• **DESCRIPTION OF THE TASK**
Write out each line in which the string "this" is present.

[Stored entries]
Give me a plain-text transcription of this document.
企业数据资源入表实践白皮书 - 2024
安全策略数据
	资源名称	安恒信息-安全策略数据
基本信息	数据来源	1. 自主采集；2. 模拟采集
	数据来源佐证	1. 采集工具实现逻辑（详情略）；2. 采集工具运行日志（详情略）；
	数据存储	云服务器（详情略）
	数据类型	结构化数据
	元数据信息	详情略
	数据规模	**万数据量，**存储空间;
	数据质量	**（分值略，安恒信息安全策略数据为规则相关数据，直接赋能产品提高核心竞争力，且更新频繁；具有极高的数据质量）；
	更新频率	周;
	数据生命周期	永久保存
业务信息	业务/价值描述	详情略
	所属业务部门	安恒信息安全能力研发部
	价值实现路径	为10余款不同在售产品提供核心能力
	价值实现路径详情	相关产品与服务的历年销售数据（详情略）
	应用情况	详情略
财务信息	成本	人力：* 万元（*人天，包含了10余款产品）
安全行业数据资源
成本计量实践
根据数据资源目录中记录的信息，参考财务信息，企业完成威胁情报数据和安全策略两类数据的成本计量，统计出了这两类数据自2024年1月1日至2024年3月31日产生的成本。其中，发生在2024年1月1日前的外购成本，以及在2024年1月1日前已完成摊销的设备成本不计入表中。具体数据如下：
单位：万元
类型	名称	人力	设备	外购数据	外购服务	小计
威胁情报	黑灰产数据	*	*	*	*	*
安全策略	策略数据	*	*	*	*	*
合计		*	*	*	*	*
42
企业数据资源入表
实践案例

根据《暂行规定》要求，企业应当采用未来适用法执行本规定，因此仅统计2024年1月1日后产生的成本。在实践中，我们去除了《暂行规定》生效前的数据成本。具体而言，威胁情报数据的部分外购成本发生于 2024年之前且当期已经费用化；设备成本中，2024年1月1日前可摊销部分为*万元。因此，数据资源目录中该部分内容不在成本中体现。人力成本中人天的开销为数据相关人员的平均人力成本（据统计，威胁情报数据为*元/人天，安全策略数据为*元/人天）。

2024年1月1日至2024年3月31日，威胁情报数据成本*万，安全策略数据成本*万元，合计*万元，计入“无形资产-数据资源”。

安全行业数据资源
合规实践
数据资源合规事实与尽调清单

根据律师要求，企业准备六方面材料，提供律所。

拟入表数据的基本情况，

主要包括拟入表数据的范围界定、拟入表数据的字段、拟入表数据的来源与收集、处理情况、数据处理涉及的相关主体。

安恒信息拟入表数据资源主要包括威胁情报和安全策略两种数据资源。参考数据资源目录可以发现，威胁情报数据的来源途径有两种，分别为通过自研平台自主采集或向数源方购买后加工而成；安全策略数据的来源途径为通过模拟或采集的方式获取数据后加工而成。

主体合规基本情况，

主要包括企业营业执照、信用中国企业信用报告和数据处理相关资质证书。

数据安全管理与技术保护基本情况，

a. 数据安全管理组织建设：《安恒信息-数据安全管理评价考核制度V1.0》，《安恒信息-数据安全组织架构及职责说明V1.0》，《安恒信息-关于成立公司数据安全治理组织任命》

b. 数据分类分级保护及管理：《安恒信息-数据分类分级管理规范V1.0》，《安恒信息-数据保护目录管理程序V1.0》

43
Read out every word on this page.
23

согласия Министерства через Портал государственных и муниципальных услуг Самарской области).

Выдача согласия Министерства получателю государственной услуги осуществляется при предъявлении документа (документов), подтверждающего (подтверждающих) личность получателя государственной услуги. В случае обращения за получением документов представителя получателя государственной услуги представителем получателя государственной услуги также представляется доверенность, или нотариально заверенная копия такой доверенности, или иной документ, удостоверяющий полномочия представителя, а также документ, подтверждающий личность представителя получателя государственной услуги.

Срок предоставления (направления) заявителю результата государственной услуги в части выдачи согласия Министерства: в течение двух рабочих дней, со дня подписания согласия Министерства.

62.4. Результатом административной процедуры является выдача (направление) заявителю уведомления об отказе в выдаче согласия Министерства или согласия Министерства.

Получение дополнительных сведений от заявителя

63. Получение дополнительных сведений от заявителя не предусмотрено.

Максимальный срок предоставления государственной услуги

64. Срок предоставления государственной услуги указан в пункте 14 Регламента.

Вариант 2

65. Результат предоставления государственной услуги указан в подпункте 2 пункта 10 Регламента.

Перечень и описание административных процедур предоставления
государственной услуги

• **TASK ANSWER**
Give me a plain-text transcription of this document.
Read out every word on this page.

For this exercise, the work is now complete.